* [GIVEN REQUEST]:
Show each line from the listing that includes the word "Hello".

* [SUPPLIED RECORDS]:
• • • • •
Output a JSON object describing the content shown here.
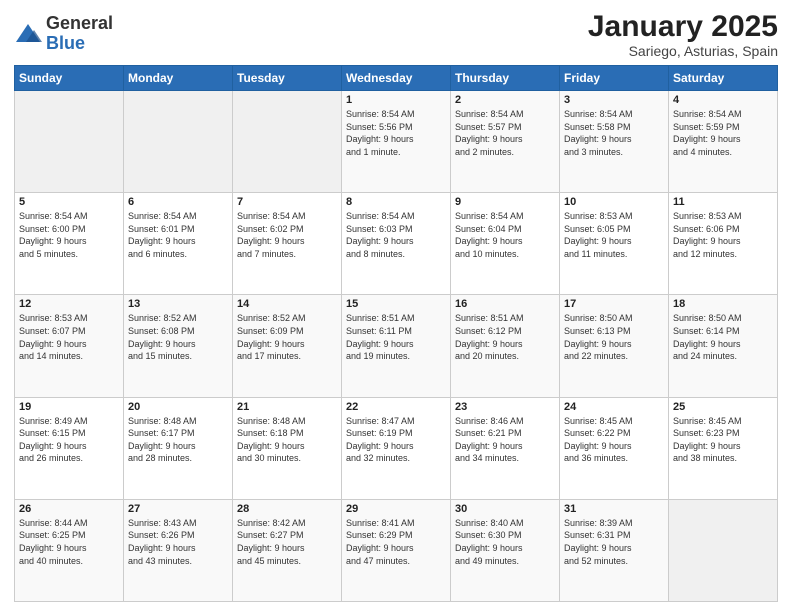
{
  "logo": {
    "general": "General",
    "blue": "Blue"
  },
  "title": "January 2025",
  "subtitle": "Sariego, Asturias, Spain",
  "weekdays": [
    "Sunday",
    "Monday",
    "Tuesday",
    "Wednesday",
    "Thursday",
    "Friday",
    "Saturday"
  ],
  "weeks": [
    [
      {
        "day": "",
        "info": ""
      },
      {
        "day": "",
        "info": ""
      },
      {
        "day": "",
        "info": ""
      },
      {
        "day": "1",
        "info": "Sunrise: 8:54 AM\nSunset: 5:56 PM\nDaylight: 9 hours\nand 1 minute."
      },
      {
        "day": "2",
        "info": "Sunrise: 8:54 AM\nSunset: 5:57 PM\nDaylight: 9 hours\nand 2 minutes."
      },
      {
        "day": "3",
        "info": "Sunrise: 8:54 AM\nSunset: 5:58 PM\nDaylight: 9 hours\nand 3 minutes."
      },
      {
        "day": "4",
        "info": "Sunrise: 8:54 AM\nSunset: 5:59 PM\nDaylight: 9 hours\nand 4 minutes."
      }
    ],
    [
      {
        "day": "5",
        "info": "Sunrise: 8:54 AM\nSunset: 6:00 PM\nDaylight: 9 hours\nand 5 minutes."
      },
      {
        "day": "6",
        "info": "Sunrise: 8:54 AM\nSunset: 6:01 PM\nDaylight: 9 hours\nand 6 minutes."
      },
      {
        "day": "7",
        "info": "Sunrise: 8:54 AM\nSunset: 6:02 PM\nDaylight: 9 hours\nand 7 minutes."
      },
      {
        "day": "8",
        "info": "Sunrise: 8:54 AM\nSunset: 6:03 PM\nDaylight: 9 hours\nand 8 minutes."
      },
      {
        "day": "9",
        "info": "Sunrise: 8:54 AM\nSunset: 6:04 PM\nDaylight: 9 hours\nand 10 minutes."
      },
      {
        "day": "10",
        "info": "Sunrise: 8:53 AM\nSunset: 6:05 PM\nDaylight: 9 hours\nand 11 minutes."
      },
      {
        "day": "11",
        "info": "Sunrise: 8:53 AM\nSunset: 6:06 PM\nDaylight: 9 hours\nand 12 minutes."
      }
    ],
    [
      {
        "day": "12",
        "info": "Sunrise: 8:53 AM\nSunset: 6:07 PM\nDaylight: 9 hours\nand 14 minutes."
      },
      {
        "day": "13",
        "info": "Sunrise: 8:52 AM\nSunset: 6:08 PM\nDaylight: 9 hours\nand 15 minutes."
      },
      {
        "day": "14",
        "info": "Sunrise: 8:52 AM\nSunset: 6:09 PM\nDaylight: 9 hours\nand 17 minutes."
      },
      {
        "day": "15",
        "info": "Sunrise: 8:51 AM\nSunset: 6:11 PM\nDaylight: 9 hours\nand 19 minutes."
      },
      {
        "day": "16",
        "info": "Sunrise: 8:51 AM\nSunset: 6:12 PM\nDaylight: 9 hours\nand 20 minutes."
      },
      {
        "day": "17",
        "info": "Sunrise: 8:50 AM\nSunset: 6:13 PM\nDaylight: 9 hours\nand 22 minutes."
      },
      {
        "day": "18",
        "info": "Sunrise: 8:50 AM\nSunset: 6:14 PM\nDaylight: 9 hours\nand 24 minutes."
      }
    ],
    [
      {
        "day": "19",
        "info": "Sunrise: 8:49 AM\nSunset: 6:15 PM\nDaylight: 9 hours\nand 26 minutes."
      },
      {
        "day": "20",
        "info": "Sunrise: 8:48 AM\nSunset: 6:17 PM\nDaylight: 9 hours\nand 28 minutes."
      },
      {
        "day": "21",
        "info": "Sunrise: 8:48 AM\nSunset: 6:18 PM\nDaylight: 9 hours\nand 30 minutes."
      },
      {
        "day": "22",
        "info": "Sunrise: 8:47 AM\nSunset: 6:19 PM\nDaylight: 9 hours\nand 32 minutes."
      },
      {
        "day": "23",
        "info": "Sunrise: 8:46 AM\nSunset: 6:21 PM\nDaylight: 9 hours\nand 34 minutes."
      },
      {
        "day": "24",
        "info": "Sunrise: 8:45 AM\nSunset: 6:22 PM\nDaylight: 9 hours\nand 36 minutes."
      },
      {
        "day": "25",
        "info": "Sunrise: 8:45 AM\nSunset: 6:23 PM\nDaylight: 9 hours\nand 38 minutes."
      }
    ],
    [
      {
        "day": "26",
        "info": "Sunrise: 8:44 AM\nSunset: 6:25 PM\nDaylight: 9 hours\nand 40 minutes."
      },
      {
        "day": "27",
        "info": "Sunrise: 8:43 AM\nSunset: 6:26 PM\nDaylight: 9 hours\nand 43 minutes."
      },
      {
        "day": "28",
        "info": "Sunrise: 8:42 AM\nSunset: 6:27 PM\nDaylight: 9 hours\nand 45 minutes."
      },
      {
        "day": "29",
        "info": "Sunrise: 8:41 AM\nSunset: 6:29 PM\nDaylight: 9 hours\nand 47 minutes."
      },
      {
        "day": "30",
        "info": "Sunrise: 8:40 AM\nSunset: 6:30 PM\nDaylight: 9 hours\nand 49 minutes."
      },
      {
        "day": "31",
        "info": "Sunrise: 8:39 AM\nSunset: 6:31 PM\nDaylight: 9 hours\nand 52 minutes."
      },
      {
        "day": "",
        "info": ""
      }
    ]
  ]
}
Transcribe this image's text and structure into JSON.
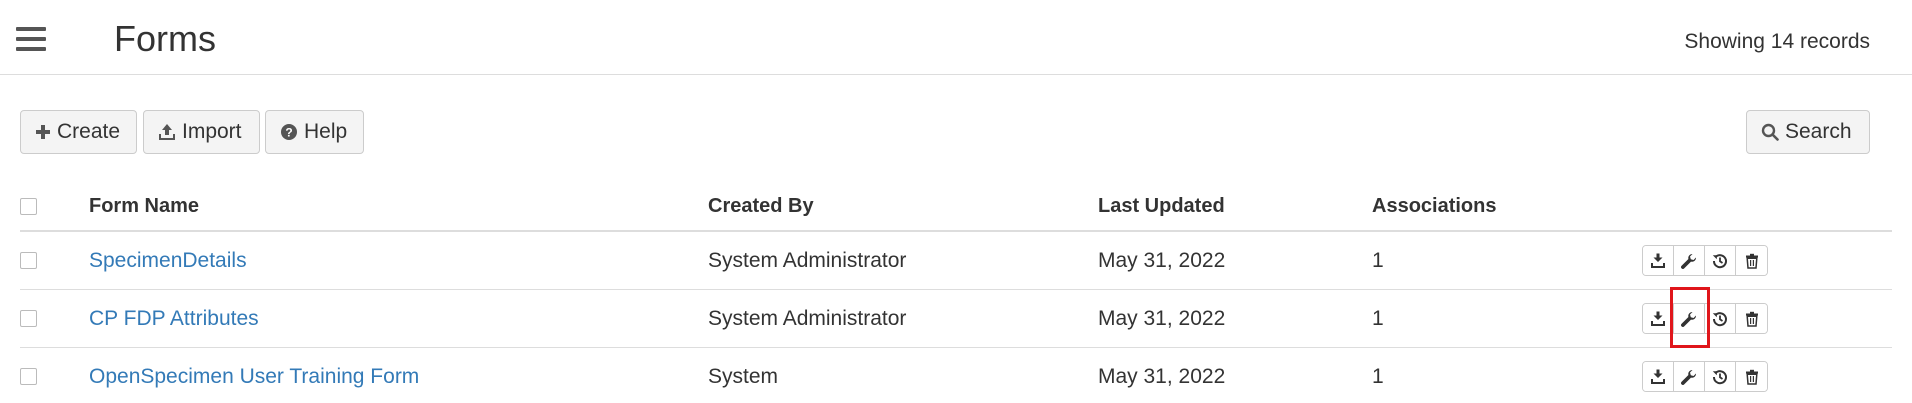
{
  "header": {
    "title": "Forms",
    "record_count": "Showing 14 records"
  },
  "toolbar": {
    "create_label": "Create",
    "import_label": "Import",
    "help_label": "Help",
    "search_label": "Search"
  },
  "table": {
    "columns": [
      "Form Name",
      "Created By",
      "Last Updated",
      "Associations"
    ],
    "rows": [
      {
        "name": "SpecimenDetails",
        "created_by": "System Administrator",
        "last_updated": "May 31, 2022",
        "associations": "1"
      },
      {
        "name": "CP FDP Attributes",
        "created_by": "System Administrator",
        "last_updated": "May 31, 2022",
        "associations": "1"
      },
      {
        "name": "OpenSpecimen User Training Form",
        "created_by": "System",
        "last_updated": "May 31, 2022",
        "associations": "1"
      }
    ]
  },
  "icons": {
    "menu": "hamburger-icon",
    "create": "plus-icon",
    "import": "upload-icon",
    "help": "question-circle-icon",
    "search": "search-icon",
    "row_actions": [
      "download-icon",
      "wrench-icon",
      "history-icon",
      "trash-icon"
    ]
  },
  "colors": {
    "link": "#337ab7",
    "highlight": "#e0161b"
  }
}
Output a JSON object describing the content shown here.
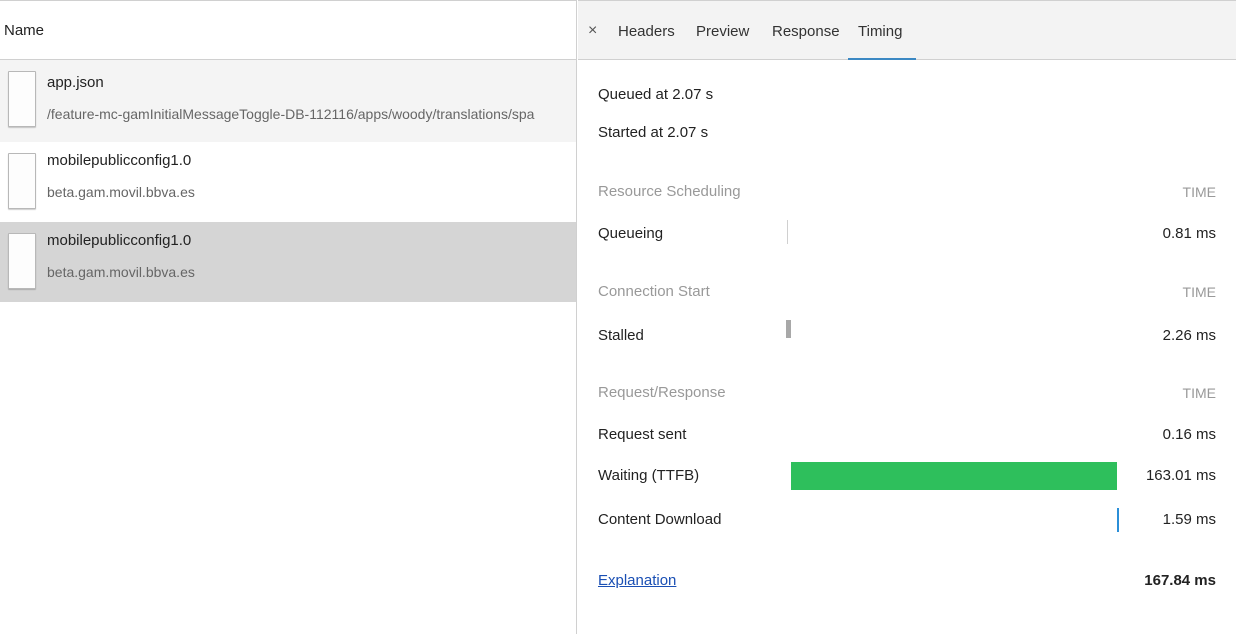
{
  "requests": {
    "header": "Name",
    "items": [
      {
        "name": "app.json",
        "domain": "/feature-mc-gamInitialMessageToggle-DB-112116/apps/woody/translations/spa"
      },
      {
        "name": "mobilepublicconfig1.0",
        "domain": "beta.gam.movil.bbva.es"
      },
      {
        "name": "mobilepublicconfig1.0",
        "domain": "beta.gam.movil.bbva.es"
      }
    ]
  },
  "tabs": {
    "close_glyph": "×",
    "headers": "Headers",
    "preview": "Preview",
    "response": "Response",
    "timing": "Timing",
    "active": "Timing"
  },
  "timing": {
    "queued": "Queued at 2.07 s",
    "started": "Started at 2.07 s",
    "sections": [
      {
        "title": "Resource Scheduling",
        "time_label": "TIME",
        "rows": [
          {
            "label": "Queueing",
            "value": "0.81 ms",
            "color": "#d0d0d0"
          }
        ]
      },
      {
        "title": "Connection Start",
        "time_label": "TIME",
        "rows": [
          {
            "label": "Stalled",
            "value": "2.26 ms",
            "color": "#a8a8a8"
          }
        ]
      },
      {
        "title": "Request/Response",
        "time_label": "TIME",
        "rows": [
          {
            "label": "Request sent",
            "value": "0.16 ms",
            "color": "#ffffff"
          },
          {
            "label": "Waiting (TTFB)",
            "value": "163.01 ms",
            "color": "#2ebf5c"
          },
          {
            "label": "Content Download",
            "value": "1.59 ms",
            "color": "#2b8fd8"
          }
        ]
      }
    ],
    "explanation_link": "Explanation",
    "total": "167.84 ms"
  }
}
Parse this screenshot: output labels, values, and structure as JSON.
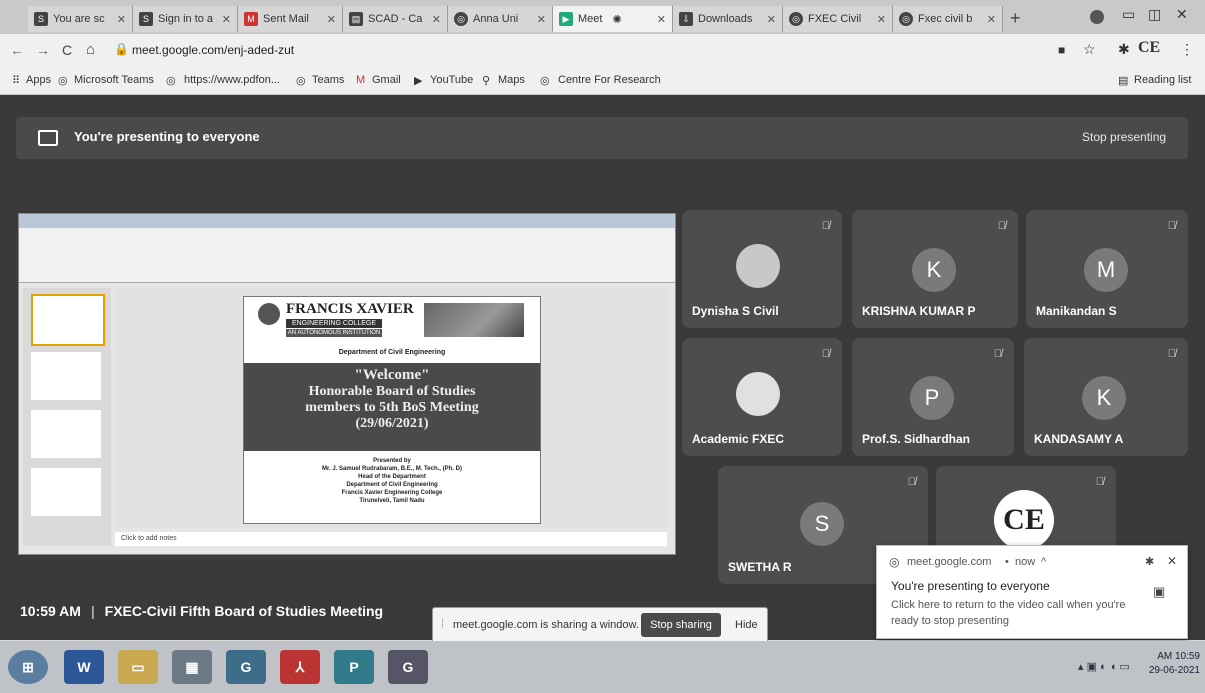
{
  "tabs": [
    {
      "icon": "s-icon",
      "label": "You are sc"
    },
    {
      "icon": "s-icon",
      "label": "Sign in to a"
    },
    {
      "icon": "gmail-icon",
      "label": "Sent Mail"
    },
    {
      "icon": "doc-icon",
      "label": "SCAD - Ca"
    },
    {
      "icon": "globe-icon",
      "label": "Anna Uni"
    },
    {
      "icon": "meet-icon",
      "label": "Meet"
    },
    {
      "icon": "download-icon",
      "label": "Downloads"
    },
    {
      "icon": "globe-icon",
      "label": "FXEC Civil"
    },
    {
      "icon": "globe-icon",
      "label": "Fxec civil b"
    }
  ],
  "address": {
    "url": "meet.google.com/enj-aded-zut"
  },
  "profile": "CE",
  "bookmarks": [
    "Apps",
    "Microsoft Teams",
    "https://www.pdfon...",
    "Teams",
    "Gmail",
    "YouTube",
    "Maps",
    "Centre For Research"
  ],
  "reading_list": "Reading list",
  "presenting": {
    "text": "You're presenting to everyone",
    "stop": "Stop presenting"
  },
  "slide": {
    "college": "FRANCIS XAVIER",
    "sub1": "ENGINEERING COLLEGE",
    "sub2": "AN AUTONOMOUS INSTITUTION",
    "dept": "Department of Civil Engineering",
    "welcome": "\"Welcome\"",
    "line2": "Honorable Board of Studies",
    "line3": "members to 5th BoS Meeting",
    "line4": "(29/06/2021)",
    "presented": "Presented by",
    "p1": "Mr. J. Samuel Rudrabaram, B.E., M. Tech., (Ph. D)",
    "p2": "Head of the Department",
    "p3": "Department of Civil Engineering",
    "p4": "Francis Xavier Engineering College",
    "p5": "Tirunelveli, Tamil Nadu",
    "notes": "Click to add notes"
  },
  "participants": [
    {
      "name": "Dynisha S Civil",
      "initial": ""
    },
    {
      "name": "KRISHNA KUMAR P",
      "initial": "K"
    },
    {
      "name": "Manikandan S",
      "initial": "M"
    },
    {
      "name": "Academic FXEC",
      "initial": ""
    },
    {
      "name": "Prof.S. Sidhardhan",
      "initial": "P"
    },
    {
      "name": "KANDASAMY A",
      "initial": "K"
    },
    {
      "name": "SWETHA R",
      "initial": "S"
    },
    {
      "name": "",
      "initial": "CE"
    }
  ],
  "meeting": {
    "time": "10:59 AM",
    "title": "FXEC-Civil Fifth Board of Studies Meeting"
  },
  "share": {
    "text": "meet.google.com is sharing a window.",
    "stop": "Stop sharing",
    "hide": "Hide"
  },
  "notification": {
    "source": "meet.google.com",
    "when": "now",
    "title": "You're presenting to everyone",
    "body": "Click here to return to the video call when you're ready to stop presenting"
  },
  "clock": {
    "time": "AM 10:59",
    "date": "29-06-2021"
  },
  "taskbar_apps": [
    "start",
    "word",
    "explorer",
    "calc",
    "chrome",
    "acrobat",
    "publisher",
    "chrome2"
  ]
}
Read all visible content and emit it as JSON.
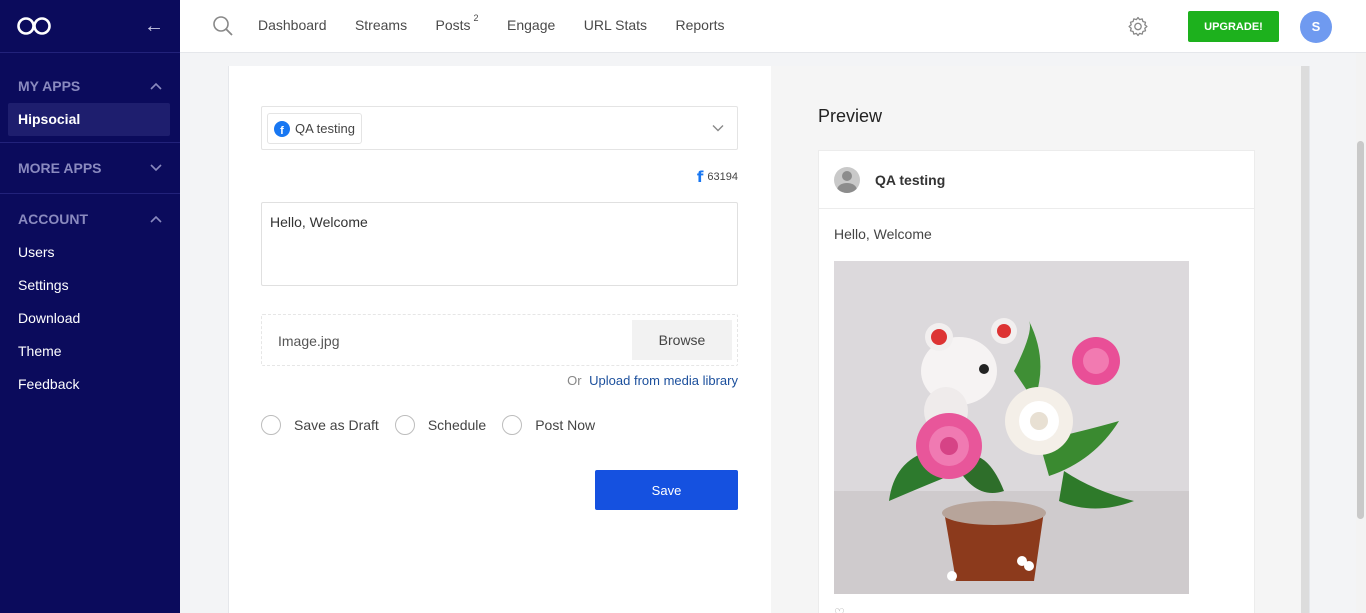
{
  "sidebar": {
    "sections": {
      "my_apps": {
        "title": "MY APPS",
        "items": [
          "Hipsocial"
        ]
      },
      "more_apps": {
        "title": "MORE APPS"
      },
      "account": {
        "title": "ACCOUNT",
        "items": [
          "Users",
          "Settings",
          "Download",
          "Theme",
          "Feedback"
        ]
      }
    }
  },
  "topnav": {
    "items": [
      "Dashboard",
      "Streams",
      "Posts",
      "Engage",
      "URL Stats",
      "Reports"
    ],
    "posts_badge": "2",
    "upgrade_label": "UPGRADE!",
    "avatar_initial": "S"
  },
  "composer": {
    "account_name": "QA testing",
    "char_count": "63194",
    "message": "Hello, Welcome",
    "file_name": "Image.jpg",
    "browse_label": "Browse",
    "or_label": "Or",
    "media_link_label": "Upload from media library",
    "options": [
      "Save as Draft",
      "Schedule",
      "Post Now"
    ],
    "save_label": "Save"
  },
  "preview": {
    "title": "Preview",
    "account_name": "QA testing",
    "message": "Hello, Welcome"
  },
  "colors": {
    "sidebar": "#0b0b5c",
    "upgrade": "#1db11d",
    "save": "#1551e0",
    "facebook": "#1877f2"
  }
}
• • • • •
* [EXERCISE RESULT]:
    "message": "Hello, Welcome",
    "message": "Hello, Welcome"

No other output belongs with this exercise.